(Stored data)

###

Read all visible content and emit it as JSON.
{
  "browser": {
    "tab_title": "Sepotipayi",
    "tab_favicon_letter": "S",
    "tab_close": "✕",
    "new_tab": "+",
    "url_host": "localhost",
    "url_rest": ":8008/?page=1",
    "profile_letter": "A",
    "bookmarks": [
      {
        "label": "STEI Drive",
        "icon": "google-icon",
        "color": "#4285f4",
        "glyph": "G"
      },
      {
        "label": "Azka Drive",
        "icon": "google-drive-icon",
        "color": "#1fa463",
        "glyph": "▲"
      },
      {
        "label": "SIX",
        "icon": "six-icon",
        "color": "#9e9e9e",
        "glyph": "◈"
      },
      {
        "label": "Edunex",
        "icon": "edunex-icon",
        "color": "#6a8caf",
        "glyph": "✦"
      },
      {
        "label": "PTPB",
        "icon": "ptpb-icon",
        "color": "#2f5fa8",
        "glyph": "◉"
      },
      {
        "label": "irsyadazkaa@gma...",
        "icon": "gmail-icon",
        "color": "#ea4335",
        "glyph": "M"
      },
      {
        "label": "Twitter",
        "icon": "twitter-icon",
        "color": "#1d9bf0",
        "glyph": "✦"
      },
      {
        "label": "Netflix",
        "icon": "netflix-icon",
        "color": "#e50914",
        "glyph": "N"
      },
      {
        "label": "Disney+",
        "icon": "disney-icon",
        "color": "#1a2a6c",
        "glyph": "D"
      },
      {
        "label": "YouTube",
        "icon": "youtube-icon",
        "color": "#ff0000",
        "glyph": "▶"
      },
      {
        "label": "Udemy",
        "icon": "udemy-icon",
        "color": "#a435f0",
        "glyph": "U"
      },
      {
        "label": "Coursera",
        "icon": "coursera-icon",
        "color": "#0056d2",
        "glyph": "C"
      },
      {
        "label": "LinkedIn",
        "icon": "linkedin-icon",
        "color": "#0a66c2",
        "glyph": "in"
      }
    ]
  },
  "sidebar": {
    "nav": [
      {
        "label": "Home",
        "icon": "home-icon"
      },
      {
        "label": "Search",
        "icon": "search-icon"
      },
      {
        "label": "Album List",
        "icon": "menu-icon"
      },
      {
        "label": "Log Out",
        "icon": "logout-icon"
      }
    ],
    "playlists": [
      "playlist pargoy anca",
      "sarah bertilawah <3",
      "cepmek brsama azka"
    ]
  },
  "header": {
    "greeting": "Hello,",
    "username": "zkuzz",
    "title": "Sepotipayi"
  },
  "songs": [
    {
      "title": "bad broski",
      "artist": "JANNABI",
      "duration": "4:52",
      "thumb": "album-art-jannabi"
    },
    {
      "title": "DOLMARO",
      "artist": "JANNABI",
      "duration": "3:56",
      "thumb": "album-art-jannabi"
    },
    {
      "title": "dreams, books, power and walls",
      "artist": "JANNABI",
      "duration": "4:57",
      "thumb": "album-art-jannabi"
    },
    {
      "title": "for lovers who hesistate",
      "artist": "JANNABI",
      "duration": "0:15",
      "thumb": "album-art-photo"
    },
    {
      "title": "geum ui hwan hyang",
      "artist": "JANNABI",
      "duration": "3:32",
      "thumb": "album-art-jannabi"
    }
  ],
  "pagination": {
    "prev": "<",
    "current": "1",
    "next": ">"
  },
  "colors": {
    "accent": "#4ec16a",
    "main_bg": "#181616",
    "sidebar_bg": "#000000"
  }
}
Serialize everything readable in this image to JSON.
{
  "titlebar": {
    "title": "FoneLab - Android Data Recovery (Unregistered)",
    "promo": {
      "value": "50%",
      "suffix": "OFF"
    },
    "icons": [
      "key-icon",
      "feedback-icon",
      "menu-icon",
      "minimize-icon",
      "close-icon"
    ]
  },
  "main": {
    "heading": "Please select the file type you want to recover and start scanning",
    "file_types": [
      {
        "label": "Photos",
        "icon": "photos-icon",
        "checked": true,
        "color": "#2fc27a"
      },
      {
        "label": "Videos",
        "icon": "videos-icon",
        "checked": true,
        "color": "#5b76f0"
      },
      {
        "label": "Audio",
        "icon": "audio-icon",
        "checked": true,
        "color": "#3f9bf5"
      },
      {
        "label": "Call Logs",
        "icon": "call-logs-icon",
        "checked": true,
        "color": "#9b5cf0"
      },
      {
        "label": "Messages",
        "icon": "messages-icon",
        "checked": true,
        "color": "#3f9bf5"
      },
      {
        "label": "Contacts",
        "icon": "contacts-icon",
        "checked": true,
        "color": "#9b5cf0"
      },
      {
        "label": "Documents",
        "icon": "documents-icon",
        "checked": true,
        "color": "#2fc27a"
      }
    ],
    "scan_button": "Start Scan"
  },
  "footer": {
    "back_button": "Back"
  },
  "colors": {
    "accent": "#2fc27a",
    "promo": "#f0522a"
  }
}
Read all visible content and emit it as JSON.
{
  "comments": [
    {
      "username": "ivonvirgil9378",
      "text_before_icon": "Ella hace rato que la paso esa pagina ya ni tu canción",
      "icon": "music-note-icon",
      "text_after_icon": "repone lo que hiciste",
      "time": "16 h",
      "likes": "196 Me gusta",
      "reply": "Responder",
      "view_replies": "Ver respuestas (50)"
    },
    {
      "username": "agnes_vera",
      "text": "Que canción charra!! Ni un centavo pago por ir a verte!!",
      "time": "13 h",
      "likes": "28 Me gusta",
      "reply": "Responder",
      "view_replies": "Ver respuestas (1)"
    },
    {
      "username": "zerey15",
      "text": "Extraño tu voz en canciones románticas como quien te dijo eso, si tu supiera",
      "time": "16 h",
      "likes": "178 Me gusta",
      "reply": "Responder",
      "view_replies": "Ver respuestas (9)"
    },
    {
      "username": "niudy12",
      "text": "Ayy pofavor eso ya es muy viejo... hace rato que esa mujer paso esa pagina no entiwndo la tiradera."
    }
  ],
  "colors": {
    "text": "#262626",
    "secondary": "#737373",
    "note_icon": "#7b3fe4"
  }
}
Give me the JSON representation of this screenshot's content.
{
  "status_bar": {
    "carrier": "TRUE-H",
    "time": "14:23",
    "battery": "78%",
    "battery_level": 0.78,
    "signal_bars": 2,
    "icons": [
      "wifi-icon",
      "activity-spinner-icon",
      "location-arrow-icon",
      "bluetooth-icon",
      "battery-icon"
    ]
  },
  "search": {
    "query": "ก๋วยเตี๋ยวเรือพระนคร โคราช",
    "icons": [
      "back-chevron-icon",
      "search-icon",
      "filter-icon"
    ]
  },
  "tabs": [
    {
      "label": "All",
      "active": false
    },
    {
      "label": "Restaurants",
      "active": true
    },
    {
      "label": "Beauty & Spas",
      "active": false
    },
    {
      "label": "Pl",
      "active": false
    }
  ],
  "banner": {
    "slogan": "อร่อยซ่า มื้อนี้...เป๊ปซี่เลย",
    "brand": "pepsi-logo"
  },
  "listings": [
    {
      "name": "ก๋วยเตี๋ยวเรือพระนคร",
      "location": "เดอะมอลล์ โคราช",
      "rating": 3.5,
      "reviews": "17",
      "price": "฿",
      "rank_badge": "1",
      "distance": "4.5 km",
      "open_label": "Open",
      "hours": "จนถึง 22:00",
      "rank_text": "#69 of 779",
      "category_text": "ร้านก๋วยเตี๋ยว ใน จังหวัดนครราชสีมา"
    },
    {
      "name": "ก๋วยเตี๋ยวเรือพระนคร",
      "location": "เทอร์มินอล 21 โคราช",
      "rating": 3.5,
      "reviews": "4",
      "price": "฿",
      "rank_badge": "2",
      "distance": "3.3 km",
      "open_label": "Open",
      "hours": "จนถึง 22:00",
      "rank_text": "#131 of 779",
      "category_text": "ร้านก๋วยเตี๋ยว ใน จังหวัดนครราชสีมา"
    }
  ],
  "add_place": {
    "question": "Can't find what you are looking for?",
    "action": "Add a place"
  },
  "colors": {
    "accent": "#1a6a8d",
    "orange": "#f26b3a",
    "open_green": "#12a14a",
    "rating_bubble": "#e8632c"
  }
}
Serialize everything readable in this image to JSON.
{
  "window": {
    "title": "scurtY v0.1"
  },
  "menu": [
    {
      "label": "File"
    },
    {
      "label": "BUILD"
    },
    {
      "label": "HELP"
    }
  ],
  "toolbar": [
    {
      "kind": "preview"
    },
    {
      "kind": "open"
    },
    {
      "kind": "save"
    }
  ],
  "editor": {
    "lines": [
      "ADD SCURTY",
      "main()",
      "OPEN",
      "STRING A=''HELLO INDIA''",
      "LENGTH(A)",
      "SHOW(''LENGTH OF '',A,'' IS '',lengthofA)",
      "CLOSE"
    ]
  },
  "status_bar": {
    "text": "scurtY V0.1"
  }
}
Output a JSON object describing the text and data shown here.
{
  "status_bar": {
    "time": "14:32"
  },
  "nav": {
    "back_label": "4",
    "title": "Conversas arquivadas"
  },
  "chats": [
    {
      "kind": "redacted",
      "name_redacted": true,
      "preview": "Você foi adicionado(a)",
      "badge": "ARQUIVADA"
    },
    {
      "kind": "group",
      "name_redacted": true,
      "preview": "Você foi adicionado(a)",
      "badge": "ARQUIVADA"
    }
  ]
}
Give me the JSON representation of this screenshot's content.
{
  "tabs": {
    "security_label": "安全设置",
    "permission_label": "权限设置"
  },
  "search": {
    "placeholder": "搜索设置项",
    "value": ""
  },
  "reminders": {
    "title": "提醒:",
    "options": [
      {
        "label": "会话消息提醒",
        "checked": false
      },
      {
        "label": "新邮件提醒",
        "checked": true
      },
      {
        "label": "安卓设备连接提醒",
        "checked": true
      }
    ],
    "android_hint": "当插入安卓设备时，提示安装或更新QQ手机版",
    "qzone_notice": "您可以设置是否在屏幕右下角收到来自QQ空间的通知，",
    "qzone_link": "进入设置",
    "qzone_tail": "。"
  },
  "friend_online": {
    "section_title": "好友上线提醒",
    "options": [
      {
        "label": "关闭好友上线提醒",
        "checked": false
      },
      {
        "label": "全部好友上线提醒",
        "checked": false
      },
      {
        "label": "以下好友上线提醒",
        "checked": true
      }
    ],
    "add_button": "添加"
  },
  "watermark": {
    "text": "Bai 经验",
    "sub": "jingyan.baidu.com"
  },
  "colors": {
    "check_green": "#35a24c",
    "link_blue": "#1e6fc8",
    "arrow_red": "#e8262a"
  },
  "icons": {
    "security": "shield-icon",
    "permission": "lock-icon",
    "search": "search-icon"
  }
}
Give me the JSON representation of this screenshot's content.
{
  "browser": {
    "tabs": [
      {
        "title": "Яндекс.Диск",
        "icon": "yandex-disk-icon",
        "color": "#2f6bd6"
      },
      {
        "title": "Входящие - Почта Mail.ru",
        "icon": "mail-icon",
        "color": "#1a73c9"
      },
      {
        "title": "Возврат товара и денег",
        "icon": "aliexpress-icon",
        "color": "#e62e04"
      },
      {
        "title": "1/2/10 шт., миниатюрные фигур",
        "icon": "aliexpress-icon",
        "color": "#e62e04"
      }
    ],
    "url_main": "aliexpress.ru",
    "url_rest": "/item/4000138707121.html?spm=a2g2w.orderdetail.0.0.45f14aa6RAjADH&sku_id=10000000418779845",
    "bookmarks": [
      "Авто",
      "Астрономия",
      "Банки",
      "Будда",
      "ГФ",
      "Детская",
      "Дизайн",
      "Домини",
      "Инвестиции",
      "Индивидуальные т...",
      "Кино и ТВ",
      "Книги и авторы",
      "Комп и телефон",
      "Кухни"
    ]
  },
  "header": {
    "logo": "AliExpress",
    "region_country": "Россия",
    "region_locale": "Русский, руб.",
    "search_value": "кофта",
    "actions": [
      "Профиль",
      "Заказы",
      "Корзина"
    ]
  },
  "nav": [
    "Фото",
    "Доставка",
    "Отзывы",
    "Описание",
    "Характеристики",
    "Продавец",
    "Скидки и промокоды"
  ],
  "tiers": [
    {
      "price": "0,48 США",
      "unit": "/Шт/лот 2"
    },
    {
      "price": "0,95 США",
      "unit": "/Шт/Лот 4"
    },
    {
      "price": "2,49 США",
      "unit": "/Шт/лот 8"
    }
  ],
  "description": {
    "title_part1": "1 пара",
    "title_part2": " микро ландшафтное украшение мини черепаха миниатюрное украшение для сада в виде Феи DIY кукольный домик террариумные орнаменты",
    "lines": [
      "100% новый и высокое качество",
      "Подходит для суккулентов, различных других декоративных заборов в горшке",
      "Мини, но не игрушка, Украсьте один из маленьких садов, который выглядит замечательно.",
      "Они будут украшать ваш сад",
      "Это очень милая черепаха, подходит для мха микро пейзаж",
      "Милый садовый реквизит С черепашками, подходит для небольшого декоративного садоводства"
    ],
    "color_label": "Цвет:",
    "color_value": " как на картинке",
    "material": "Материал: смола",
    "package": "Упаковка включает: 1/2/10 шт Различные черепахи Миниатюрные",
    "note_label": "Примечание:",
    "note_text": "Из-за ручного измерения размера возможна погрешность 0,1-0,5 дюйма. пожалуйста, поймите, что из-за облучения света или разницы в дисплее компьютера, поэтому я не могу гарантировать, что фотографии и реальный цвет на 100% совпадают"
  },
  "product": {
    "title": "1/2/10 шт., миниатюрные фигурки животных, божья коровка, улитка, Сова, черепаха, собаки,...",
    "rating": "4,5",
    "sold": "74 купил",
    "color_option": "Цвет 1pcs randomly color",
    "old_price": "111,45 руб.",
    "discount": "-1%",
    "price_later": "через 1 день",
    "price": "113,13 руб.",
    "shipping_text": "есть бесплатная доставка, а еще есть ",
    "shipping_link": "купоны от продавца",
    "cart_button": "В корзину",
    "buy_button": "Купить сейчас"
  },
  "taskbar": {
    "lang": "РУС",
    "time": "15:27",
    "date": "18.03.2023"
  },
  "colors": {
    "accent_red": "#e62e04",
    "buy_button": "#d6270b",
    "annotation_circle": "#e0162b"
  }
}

###

» Task
Go through the listing above and list every line that has the word "микро".

» Solution
    "title_part2": " микро ландшафтное украшение мини черепаха миниатюрное украшение для сада в виде Феи DIY кукольный домик террариумные орнаменты",
      "Это очень милая черепаха, подходит для мха микро пейзаж",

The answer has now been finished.